* **EXERCISE DETAILS**
Each record below must be returned exactly as shown.

* **DATASET ENTRIES**
━━━━━━
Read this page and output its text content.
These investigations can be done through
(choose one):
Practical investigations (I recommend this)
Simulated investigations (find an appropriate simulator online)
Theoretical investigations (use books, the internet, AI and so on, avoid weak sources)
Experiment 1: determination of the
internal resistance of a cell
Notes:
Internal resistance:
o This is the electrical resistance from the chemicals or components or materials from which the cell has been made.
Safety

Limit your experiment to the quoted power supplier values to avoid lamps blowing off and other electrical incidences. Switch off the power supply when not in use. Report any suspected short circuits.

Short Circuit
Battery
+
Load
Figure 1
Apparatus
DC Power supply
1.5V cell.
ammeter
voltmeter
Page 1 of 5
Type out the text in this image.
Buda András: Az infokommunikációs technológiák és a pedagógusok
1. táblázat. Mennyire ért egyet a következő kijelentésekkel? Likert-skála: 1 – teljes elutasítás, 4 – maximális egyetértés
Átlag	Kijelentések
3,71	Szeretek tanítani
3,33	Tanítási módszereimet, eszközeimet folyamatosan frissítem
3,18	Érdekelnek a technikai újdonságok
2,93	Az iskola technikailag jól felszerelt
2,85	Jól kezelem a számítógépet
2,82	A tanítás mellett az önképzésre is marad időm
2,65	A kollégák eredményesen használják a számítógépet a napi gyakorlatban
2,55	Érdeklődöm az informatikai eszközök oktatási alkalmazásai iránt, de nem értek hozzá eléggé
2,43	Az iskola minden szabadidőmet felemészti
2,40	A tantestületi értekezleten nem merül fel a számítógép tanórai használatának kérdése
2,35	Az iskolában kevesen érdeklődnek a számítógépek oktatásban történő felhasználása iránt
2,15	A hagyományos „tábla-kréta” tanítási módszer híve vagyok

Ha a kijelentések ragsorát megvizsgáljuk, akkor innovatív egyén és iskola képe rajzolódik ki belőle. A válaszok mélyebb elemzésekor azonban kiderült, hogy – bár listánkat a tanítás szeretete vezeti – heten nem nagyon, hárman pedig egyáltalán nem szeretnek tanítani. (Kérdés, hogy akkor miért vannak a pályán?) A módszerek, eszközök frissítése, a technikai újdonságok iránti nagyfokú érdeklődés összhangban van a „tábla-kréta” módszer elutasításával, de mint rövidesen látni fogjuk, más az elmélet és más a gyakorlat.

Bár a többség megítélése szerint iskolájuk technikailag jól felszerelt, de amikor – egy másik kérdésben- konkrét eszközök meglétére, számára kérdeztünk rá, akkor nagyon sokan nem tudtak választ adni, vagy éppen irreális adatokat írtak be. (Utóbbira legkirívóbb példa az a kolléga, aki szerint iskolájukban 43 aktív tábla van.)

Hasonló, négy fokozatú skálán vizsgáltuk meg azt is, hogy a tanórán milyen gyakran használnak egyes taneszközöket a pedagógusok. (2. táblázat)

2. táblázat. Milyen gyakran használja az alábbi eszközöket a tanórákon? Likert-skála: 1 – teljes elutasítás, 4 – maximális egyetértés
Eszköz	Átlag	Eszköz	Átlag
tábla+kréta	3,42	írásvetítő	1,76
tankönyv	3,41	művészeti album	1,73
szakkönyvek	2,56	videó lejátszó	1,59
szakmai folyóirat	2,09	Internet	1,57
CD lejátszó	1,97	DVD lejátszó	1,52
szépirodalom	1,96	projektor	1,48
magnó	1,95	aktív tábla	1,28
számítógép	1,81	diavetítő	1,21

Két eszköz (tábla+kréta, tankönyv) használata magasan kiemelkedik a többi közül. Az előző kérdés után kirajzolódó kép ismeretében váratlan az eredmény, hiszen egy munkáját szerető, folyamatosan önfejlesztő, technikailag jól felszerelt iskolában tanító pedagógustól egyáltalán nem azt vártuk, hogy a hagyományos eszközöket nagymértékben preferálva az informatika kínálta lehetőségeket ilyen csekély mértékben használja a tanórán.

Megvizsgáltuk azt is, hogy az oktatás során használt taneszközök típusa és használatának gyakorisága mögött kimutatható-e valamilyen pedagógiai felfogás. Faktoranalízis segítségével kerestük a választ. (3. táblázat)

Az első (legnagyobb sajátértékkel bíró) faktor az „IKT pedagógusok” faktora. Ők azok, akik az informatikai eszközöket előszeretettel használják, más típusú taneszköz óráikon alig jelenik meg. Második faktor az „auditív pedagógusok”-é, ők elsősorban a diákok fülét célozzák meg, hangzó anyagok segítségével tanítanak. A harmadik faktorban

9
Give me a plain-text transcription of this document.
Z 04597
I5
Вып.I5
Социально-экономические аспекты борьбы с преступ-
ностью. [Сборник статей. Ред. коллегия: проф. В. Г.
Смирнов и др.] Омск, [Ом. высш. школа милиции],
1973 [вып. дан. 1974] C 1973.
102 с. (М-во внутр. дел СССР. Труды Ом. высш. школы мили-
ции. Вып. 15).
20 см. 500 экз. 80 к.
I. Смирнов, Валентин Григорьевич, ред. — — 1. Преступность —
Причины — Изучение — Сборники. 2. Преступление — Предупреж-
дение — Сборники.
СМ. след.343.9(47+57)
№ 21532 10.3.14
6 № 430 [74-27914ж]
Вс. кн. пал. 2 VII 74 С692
━━━━━━
* **RESULT FOR THIS TASK**
Read this page and output its text content.
These investigations can be done through
(choose one):
Practical investigations (I recommend this)
Simulated investigations (find an appropriate simulator online)
Theoretical investigations (use books, the internet, AI and so on, avoid weak sources)
Experiment 1: determination of the
internal resistance of a cell
Notes:
Internal resistance:
o This is the electrical resistance from the chemicals or components or materials from which the cell has been made.
Safety

Limit your experiment to the quoted power supplier values to avoid lamps blowing off and other electrical incidences. Switch off the power supply when not in use. Report any suspected short circuits.

Short Circuit
Battery
+
Load
Figure 1
Apparatus
DC Power supply
1.5V cell.
ammeter
voltmeter
Page 1 of 5
Type out the text in this image.
Buda András: Az infokommunikációs technológiák és a pedagógusok
1. táblázat. Mennyire ért egyet a következő kijelentésekkel? Likert-skála: 1 – teljes elutasítás, 4 – maximális egyetértés
Átlag	Kijelentések
3,71	Szeretek tanítani
3,33	Tanítási módszereimet, eszközeimet folyamatosan frissítem
3,18	Érdekelnek a technikai újdonságok
2,93	Az iskola technikailag jól felszerelt
2,85	Jól kezelem a számítógépet
2,82	A tanítás mellett az önképzésre is marad időm
2,65	A kollégák eredményesen használják a számítógépet a napi gyakorlatban
2,55	Érdeklődöm az informatikai eszközök oktatási alkalmazásai iránt, de nem értek hozzá eléggé
2,43	Az iskola minden szabadidőmet felemészti
2,40	A tantestületi értekezleten nem merül fel a számítógép tanórai használatának kérdése
2,35	Az iskolában kevesen érdeklődnek a számítógépek oktatásban történő felhasználása iránt
2,15	A hagyományos „tábla-kréta” tanítási módszer híve vagyok

Ha a kijelentések ragsorát megvizsgáljuk, akkor innovatív egyén és iskola képe rajzolódik ki belőle. A válaszok mélyebb elemzésekor azonban kiderült, hogy – bár listánkat a tanítás szeretete vezeti – heten nem nagyon, hárman pedig egyáltalán nem szeretnek tanítani. (Kérdés, hogy akkor miért vannak a pályán?) A módszerek, eszközök frissítése, a technikai újdonságok iránti nagyfokú érdeklődés összhangban van a „tábla-kréta” módszer elutasításával, de mint rövidesen látni fogjuk, más az elmélet és más a gyakorlat.

Bár a többség megítélése szerint iskolájuk technikailag jól felszerelt, de amikor – egy másik kérdésben- konkrét eszközök meglétére, számára kérdeztünk rá, akkor nagyon sokan nem tudtak választ adni, vagy éppen irreális adatokat írtak be. (Utóbbira legkirívóbb példa az a kolléga, aki szerint iskolájukban 43 aktív tábla van.)

Hasonló, négy fokozatú skálán vizsgáltuk meg azt is, hogy a tanórán milyen gyakran használnak egyes taneszközöket a pedagógusok. (2. táblázat)

2. táblázat. Milyen gyakran használja az alábbi eszközöket a tanórákon? Likert-skála: 1 – teljes elutasítás, 4 – maximális egyetértés
Eszköz	Átlag	Eszköz	Átlag
tábla+kréta	3,42	írásvetítő	1,76
tankönyv	3,41	művészeti album	1,73
szakkönyvek	2,56	videó lejátszó	1,59
szakmai folyóirat	2,09	Internet	1,57
CD lejátszó	1,97	DVD lejátszó	1,52
szépirodalom	1,96	projektor	1,48
magnó	1,95	aktív tábla	1,28
számítógép	1,81	diavetítő	1,21

Két eszköz (tábla+kréta, tankönyv) használata magasan kiemelkedik a többi közül. Az előző kérdés után kirajzolódó kép ismeretében váratlan az eredmény, hiszen egy munkáját szerető, folyamatosan önfejlesztő, technikailag jól felszerelt iskolában tanító pedagógustól egyáltalán nem azt vártuk, hogy a hagyományos eszközöket nagymértékben preferálva az informatika kínálta lehetőségeket ilyen csekély mértékben használja a tanórán.

Megvizsgáltuk azt is, hogy az oktatás során használt taneszközök típusa és használatának gyakorisága mögött kimutatható-e valamilyen pedagógiai felfogás. Faktoranalízis segítségével kerestük a választ. (3. táblázat)

Az első (legnagyobb sajátértékkel bíró) faktor az „IKT pedagógusok” faktora. Ők azok, akik az informatikai eszközöket előszeretettel használják, más típusú taneszköz óráikon alig jelenik meg. Második faktor az „auditív pedagógusok”-é, ők elsősorban a diákok fülét célozzák meg, hangzó anyagok segítségével tanítanak. A harmadik faktorban

9
Give me a plain-text transcription of this document.
Z 04597
I5
Вып.I5
Социально-экономические аспекты борьбы с преступ-
ностью. [Сборник статей. Ред. коллегия: проф. В. Г.
Смирнов и др.] Омск, [Ом. высш. школа милиции],
1973 [вып. дан. 1974] C 1973.
102 с. (М-во внутр. дел СССР. Труды Ом. высш. школы мили-
ции. Вып. 15).
20 см. 500 экз. 80 к.
I. Смирнов, Валентин Григорьевич, ред. — — 1. Преступность —
Причины — Изучение — Сборники. 2. Преступление — Предупреж-
дение — Сборники.
СМ. след.343.9(47+57)
№ 21532 10.3.14
6 № 430 [74-27914ж]
Вс. кн. пал. 2 VII 74 С692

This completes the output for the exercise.